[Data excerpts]
+ + + +
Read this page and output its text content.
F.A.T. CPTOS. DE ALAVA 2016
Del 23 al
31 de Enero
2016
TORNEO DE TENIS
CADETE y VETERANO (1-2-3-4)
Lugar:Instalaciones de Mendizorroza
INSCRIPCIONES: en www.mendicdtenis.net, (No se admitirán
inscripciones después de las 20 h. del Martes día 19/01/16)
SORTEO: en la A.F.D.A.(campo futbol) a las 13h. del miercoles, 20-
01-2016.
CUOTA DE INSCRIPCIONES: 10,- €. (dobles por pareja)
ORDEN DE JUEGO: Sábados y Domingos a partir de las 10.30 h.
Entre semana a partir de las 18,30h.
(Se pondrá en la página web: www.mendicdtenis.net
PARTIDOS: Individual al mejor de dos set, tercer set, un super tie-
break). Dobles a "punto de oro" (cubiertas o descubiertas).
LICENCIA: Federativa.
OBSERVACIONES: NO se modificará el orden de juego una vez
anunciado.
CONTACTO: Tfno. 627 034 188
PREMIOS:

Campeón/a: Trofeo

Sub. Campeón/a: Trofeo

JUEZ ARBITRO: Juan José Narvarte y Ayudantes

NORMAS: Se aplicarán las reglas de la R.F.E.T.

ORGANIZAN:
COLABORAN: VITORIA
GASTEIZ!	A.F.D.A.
+ + + +
■ **Problem details**
Look over the material above and show each line where "mendicdtenis" appears.

■ **Result of the task**
INSCRIPCIONES: en www.mendicdtenis.net, (No se admitirán
(Se pondrá en la página web: www.mendicdtenis.net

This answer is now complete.